● WHAT IS NEEDED:
Scan the lines below for the word "минимума". Copy each line you find it in.
━━━━
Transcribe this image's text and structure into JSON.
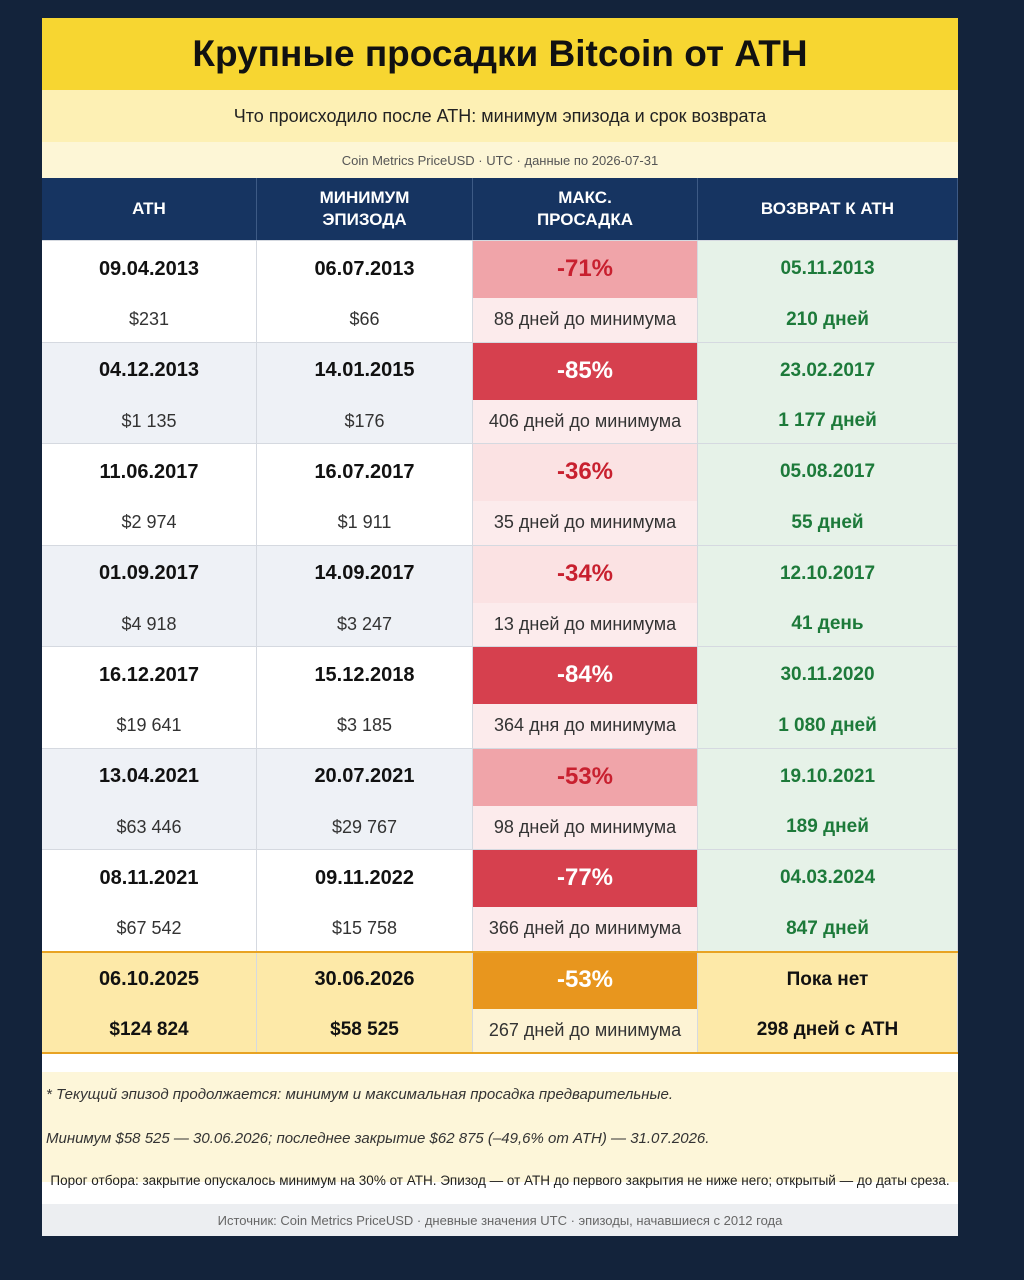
{
  "header": {
    "title": "Крупные просадки Bitcoin от ATH",
    "subtitle": "Что происходило после ATH: минимум эпизода и срок возврата",
    "source_line": "Coin Metrics PriceUSD · UTC · данные по 2026-07-31"
  },
  "table": {
    "columns": [
      "ATH",
      "МИНИМУМ ЭПИЗОДА",
      "МАКС. ПРОСАДКА",
      "ВОЗВРАТ К ATH"
    ],
    "rows": [
      {
        "ath": "09.04.2013",
        "ath_price": "$231",
        "min": "06.07.2013",
        "min_price": "$66",
        "drawdown": "-71%",
        "days_to_min": "88 дней до минимума",
        "return_date": "05.11.2013",
        "return_days": "210 дней",
        "color": "#f0a4a9",
        "text_color": "#c8202f"
      },
      {
        "ath": "04.12.2013",
        "ath_price": "$1 135",
        "min": "14.01.2015",
        "min_price": "$176",
        "drawdown": "-85%",
        "days_to_min": "406 дней до минимума",
        "return_date": "23.02.2017",
        "return_days": "1 177 дней",
        "color": "#d6404e",
        "text_color": "#ffffff"
      },
      {
        "ath": "11.06.2017",
        "ath_price": "$2 974",
        "min": "16.07.2017",
        "min_price": "$1 911",
        "drawdown": "-36%",
        "days_to_min": "35 дней до минимума",
        "return_date": "05.08.2017",
        "return_days": "55 дней",
        "color": "#fbe2e3",
        "text_color": "#c8202f"
      },
      {
        "ath": "01.09.2017",
        "ath_price": "$4 918",
        "min": "14.09.2017",
        "min_price": "$3 247",
        "drawdown": "-34%",
        "days_to_min": "13 дней до минимума",
        "return_date": "12.10.2017",
        "return_days": "41 день",
        "color": "#fbe2e3",
        "text_color": "#c8202f"
      },
      {
        "ath": "16.12.2017",
        "ath_price": "$19 641",
        "min": "15.12.2018",
        "min_price": "$3 185",
        "drawdown": "-84%",
        "days_to_min": "364 дня до минимума",
        "return_date": "30.11.2020",
        "return_days": "1 080 дней",
        "color": "#d6404e",
        "text_color": "#ffffff"
      },
      {
        "ath": "13.04.2021",
        "ath_price": "$63 446",
        "min": "20.07.2021",
        "min_price": "$29 767",
        "drawdown": "-53%",
        "days_to_min": "98 дней до минимума",
        "return_date": "19.10.2021",
        "return_days": "189 дней",
        "color": "#f0a4a9",
        "text_color": "#c8202f"
      },
      {
        "ath": "08.11.2021",
        "ath_price": "$67 542",
        "min": "09.11.2022",
        "min_price": "$15 758",
        "drawdown": "-77%",
        "days_to_min": "366 дней до минимума",
        "return_date": "04.03.2024",
        "return_days": "847 дней",
        "color": "#d6404e",
        "text_color": "#ffffff"
      }
    ],
    "current": {
      "ath": "06.10.2025",
      "ath_price": "$124 824",
      "min": "30.06.2026",
      "min_price": "$58 525",
      "drawdown": "-53%",
      "days_to_min": "267 дней до минимума",
      "return_date": "Пока нет",
      "return_days": "298 дней с ATH",
      "color": "#e8961e",
      "text_color": "#ffffff"
    }
  },
  "footer": {
    "note1": "* Текущий эпизод продолжается: минимум и максимальная просадка предварительные.",
    "note2": "Минимум $58 525 — 30.06.2026; последнее закрытие $62 875 (–49,6% от ATH) — 31.07.2026.",
    "threshold": "Порог отбора: закрытие опускалось минимум на 30% от ATH. Эпизод — от ATH до первого закрытия не ниже него; открытый — до даты среза.",
    "source": "Источник: Coin Metrics PriceUSD · дневные значения UTC · эпизоды, начавшиеся с 2012 года"
  }
}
━━━━
● RESULT OF THE TASK:
        "days_to_min": "88 дней до минимума",
        "days_to_min": "406 дней до минимума",
        "days_to_min": "35 дней до минимума",
        "days_to_min": "13 дней до минимума",
        "days_to_min": "364 дня до минимума",
        "days_to_min": "98 дней до минимума",
        "days_to_min": "366 дней до минимума",
      "days_to_min": "267 дней до минимума",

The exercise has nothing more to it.